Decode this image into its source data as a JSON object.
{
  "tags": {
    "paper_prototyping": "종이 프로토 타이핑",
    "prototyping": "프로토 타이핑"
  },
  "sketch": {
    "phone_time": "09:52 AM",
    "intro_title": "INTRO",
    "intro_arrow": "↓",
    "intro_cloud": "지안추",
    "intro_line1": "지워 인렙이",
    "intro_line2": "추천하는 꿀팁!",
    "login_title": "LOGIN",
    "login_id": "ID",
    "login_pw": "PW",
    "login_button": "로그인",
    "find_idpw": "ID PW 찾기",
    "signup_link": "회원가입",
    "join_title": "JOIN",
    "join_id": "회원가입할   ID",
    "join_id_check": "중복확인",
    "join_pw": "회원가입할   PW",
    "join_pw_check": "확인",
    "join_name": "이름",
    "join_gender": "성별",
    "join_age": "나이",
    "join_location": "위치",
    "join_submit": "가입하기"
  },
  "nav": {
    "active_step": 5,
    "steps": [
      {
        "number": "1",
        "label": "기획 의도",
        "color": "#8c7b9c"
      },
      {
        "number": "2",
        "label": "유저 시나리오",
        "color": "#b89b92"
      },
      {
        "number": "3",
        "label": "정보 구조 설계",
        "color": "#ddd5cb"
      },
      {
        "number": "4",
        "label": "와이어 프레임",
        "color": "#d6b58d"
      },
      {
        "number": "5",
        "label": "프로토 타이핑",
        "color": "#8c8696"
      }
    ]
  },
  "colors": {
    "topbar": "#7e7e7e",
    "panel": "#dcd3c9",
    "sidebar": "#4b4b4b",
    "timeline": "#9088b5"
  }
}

------------

• **OBJECTIVE**
In the listing above, how many lines include the word "label"? Answer with the number and nothing more.

• **COMPLETED EXERCISE**
5